Stored data entries:
-- Start --

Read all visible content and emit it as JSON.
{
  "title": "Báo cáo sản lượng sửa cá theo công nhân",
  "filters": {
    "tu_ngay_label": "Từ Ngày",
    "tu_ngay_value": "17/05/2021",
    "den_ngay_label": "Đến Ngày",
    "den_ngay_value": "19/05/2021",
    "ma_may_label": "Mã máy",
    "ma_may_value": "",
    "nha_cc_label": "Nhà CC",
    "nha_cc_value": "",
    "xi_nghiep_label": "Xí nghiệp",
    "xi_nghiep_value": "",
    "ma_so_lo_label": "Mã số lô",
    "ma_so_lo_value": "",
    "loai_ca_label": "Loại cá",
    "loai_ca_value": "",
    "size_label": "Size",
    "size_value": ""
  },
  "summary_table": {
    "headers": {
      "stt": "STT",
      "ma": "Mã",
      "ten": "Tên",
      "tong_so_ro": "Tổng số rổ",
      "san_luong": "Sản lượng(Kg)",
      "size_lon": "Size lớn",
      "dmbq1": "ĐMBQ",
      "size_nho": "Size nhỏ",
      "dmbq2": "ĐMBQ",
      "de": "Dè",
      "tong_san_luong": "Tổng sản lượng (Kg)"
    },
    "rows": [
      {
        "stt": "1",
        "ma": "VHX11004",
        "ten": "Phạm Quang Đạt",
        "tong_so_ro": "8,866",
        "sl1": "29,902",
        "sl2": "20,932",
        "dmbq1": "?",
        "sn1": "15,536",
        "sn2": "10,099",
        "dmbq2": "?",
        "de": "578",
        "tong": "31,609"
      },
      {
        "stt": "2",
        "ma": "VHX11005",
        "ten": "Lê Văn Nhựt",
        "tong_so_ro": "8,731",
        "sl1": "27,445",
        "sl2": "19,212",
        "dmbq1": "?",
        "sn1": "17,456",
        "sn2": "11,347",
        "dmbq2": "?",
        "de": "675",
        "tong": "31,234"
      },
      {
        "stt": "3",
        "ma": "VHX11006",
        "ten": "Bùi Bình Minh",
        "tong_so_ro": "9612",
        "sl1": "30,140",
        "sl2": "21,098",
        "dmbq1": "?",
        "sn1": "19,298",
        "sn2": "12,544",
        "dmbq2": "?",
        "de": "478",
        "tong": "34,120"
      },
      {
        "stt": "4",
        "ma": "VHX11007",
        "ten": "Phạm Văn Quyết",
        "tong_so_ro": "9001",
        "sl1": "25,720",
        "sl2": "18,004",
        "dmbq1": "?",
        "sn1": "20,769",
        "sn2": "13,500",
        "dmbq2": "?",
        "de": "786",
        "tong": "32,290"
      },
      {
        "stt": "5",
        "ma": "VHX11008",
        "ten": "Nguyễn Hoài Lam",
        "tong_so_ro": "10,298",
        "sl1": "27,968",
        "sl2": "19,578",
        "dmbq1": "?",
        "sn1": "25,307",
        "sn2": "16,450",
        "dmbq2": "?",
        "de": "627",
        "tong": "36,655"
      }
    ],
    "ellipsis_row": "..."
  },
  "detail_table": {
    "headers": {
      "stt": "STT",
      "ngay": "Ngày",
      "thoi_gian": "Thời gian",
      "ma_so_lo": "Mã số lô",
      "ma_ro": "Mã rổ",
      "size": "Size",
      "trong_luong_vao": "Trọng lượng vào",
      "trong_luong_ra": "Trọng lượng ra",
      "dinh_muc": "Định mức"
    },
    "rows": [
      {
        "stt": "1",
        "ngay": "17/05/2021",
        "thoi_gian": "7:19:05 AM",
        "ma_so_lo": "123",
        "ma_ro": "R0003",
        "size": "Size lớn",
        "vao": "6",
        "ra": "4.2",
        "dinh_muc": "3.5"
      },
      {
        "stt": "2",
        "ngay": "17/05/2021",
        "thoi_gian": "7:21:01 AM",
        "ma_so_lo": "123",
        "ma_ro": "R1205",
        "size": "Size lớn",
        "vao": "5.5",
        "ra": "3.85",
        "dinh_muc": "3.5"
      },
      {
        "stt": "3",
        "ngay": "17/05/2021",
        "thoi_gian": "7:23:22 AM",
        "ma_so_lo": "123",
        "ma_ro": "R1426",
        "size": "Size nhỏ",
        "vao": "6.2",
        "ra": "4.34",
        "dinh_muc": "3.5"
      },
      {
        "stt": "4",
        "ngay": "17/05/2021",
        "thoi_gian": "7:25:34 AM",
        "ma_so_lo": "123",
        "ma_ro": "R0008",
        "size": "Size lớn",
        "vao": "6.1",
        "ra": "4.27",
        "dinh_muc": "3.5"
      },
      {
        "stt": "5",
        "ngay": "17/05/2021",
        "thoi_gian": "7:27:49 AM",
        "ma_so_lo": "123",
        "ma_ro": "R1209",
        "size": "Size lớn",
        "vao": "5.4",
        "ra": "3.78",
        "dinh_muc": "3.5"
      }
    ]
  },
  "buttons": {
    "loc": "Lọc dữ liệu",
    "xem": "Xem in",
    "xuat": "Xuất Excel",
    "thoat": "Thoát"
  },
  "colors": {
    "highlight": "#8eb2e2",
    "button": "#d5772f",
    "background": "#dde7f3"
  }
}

-- End --

Written task >> Set down the listing in full, keeping every word exactly as it is.

Worked answer >>
Read all visible content and emit it as JSON.
{
  "title": "Báo cáo sản lượng sửa cá theo công nhân",
  "filters": {
    "tu_ngay_label": "Từ Ngày",
    "tu_ngay_value": "17/05/2021",
    "den_ngay_label": "Đến Ngày",
    "den_ngay_value": "19/05/2021",
    "ma_may_label": "Mã máy",
    "ma_may_value": "",
    "nha_cc_label": "Nhà CC",
    "nha_cc_value": "",
    "xi_nghiep_label": "Xí nghiệp",
    "xi_nghiep_value": "",
    "ma_so_lo_label": "Mã số lô",
    "ma_so_lo_value": "",
    "loai_ca_label": "Loại cá",
    "loai_ca_value": "",
    "size_label": "Size",
    "size_value": ""
  },
  "summary_table": {
    "headers": {
      "stt": "STT",
      "ma": "Mã",
      "ten": "Tên",
      "tong_so_ro": "Tổng số rổ",
      "san_luong": "Sản lượng(Kg)",
      "size_lon": "Size lớn",
      "dmbq1": "ĐMBQ",
      "size_nho": "Size nhỏ",
      "dmbq2": "ĐMBQ",
      "de": "Dè",
      "tong_san_luong": "Tổng sản lượng (Kg)"
    },
    "rows": [
      {
        "stt": "1",
        "ma": "VHX11004",
        "ten": "Phạm Quang Đạt",
        "tong_so_ro": "8,866",
        "sl1": "29,902",
        "sl2": "20,932",
        "dmbq1": "?",
        "sn1": "15,536",
        "sn2": "10,099",
        "dmbq2": "?",
        "de": "578",
        "tong": "31,609"
      },
      {
        "stt": "2",
        "ma": "VHX11005",
        "ten": "Lê Văn Nhựt",
        "tong_so_ro": "8,731",
        "sl1": "27,445",
        "sl2": "19,212",
        "dmbq1": "?",
        "sn1": "17,456",
        "sn2": "11,347",
        "dmbq2": "?",
        "de": "675",
        "tong": "31,234"
      },
      {
        "stt": "3",
        "ma": "VHX11006",
        "ten": "Bùi Bình Minh",
        "tong_so_ro": "9612",
        "sl1": "30,140",
        "sl2": "21,098",
        "dmbq1": "?",
        "sn1": "19,298",
        "sn2": "12,544",
        "dmbq2": "?",
        "de": "478",
        "tong": "34,120"
      },
      {
        "stt": "4",
        "ma": "VHX11007",
        "ten": "Phạm Văn Quyết",
        "tong_so_ro": "9001",
        "sl1": "25,720",
        "sl2": "18,004",
        "dmbq1": "?",
        "sn1": "20,769",
        "sn2": "13,500",
        "dmbq2": "?",
        "de": "786",
        "tong": "32,290"
      },
      {
        "stt": "5",
        "ma": "VHX11008",
        "ten": "Nguyễn Hoài Lam",
        "tong_so_ro": "10,298",
        "sl1": "27,968",
        "sl2": "19,578",
        "dmbq1": "?",
        "sn1": "25,307",
        "sn2": "16,450",
        "dmbq2": "?",
        "de": "627",
        "tong": "36,655"
      }
    ],
    "ellipsis_row": "..."
  },
  "detail_table": {
    "headers": {
      "stt": "STT",
      "ngay": "Ngày",
      "thoi_gian": "Thời gian",
      "ma_so_lo": "Mã số lô",
      "ma_ro": "Mã rổ",
      "size": "Size",
      "trong_luong_vao": "Trọng lượng vào",
      "trong_luong_ra": "Trọng lượng ra",
      "dinh_muc": "Định mức"
    },
    "rows": [
      {
        "stt": "1",
        "ngay": "17/05/2021",
        "thoi_gian": "7:19:05 AM",
        "ma_so_lo": "123",
        "ma_ro": "R0003",
        "size": "Size lớn",
        "vao": "6",
        "ra": "4.2",
        "dinh_muc": "3.5"
      },
      {
        "stt": "2",
        "ngay": "17/05/2021",
        "thoi_gian": "7:21:01 AM",
        "ma_so_lo": "123",
        "ma_ro": "R1205",
        "size": "Size lớn",
        "vao": "5.5",
        "ra": "3.85",
        "dinh_muc": "3.5"
      },
      {
        "stt": "3",
        "ngay": "17/05/2021",
        "thoi_gian": "7:23:22 AM",
        "ma_so_lo": "123",
        "ma_ro": "R1426",
        "size": "Size nhỏ",
        "vao": "6.2",
        "ra": "4.34",
        "dinh_muc": "3.5"
      },
      {
        "stt": "4",
        "ngay": "17/05/2021",
        "thoi_gian": "7:25:34 AM",
        "ma_so_lo": "123",
        "ma_ro": "R0008",
        "size": "Size lớn",
        "vao": "6.1",
        "ra": "4.27",
        "dinh_muc": "3.5"
      },
      {
        "stt": "5",
        "ngay": "17/05/2021",
        "thoi_gian": "7:27:49 AM",
        "ma_so_lo": "123",
        "ma_ro": "R1209",
        "size": "Size lớn",
        "vao": "5.4",
        "ra": "3.78",
        "dinh_muc": "3.5"
      }
    ]
  },
  "buttons": {
    "loc": "Lọc dữ liệu",
    "xem": "Xem in",
    "xuat": "Xuất Excel",
    "thoat": "Thoát"
  },
  "colors": {
    "highlight": "#8eb2e2",
    "button": "#d5772f",
    "background": "#dde7f3"
  }
}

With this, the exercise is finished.